YOUR OBJECTIVE
Single out each line with the word "JSON" and copy it.

Data entries
-=-=-=-=-
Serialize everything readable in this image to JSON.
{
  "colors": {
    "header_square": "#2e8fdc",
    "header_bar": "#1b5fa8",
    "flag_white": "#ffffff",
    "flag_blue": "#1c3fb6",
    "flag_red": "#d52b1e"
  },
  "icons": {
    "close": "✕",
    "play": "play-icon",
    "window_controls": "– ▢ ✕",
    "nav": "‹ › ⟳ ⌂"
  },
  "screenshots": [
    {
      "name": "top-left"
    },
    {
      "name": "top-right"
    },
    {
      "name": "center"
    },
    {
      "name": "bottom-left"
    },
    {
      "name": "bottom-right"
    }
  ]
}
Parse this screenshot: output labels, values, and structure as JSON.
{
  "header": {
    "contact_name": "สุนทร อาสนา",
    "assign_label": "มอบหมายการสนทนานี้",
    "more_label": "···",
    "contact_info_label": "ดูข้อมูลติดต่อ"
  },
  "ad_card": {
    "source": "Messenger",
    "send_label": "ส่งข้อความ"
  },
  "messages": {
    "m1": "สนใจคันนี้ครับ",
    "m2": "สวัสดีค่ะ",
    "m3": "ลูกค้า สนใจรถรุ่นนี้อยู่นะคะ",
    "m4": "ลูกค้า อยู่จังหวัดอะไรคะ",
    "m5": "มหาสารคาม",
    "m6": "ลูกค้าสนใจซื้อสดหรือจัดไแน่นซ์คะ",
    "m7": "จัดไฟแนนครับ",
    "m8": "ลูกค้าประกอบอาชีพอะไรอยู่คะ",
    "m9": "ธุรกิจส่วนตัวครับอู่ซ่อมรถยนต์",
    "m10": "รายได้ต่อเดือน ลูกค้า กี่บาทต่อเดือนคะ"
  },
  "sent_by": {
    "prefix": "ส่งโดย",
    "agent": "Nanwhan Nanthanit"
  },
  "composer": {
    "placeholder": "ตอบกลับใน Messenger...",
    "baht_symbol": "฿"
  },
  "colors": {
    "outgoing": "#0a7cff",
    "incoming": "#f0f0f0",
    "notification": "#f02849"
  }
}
-=-=-=-=-
RESULT OF THIS EXERCISE
Serialize everything readable in this image to JSON.
Parse this screenshot: output labels, values, and structure as JSON.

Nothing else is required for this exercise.